--- PROVIDED DATA ---

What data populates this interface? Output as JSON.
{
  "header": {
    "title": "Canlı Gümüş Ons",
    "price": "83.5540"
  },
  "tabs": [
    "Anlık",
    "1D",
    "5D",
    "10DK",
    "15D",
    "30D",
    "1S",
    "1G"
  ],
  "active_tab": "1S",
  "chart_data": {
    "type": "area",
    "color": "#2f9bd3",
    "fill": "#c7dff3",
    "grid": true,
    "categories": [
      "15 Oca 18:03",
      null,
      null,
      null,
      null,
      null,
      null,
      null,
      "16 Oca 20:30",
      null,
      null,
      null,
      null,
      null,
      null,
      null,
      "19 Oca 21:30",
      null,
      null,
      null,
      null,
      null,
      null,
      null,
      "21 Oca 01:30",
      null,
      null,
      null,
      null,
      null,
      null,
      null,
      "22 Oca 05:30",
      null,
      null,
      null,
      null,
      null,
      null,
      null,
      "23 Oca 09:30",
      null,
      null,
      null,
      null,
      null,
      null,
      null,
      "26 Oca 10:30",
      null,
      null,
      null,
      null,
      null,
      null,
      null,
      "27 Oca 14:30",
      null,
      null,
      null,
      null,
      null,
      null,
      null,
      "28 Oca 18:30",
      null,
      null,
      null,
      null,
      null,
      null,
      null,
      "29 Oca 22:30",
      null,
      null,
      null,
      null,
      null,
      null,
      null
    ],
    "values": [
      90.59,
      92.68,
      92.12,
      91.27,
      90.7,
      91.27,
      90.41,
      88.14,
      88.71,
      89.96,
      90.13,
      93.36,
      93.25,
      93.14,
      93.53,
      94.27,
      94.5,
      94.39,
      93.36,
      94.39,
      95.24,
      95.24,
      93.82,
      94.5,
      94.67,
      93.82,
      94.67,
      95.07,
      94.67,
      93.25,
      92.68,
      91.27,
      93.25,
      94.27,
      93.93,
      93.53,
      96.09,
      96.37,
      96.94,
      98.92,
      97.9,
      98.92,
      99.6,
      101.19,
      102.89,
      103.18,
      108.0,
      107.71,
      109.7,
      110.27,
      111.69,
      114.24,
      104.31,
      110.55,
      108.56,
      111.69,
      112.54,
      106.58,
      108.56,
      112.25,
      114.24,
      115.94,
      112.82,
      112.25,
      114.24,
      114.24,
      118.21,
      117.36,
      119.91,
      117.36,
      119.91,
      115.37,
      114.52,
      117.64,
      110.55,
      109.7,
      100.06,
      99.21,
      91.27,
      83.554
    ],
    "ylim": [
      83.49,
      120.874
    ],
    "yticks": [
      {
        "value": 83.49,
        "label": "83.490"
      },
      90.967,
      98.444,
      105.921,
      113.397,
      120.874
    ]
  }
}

---

* **CHALLENGE**
From the records above, please extract every line and repeat it exactly.

* **EXERCISE RESULT**
What data populates this interface? Output as JSON.
{
  "header": {
    "title": "Canlı Gümüş Ons",
    "price": "83.5540"
  },
  "tabs": [
    "Anlık",
    "1D",
    "5D",
    "10DK",
    "15D",
    "30D",
    "1S",
    "1G"
  ],
  "active_tab": "1S",
  "chart_data": {
    "type": "area",
    "color": "#2f9bd3",
    "fill": "#c7dff3",
    "grid": true,
    "categories": [
      "15 Oca 18:03",
      null,
      null,
      null,
      null,
      null,
      null,
      null,
      "16 Oca 20:30",
      null,
      null,
      null,
      null,
      null,
      null,
      null,
      "19 Oca 21:30",
      null,
      null,
      null,
      null,
      null,
      null,
      null,
      "21 Oca 01:30",
      null,
      null,
      null,
      null,
      null,
      null,
      null,
      "22 Oca 05:30",
      null,
      null,
      null,
      null,
      null,
      null,
      null,
      "23 Oca 09:30",
      null,
      null,
      null,
      null,
      null,
      null,
      null,
      "26 Oca 10:30",
      null,
      null,
      null,
      null,
      null,
      null,
      null,
      "27 Oca 14:30",
      null,
      null,
      null,
      null,
      null,
      null,
      null,
      "28 Oca 18:30",
      null,
      null,
      null,
      null,
      null,
      null,
      null,
      "29 Oca 22:30",
      null,
      null,
      null,
      null,
      null,
      null,
      null
    ],
    "values": [
      90.59,
      92.68,
      92.12,
      91.27,
      90.7,
      91.27,
      90.41,
      88.14,
      88.71,
      89.96,
      90.13,
      93.36,
      93.25,
      93.14,
      93.53,
      94.27,
      94.5,
      94.39,
      93.36,
      94.39,
      95.24,
      95.24,
      93.82,
      94.5,
      94.67,
      93.82,
      94.67,
      95.07,
      94.67,
      93.25,
      92.68,
      91.27,
      93.25,
      94.27,
      93.93,
      93.53,
      96.09,
      96.37,
      96.94,
      98.92,
      97.9,
      98.92,
      99.6,
      101.19,
      102.89,
      103.18,
      108.0,
      107.71,
      109.7,
      110.27,
      111.69,
      114.24,
      104.31,
      110.55,
      108.56,
      111.69,
      112.54,
      106.58,
      108.56,
      112.25,
      114.24,
      115.94,
      112.82,
      112.25,
      114.24,
      114.24,
      118.21,
      117.36,
      119.91,
      117.36,
      119.91,
      115.37,
      114.52,
      117.64,
      110.55,
      109.7,
      100.06,
      99.21,
      91.27,
      83.554
    ],
    "ylim": [
      83.49,
      120.874
    ],
    "yticks": [
      {
        "value": 83.49,
        "label": "83.490"
      },
      90.967,
      98.444,
      105.921,
      113.397,
      120.874
    ]
  }
}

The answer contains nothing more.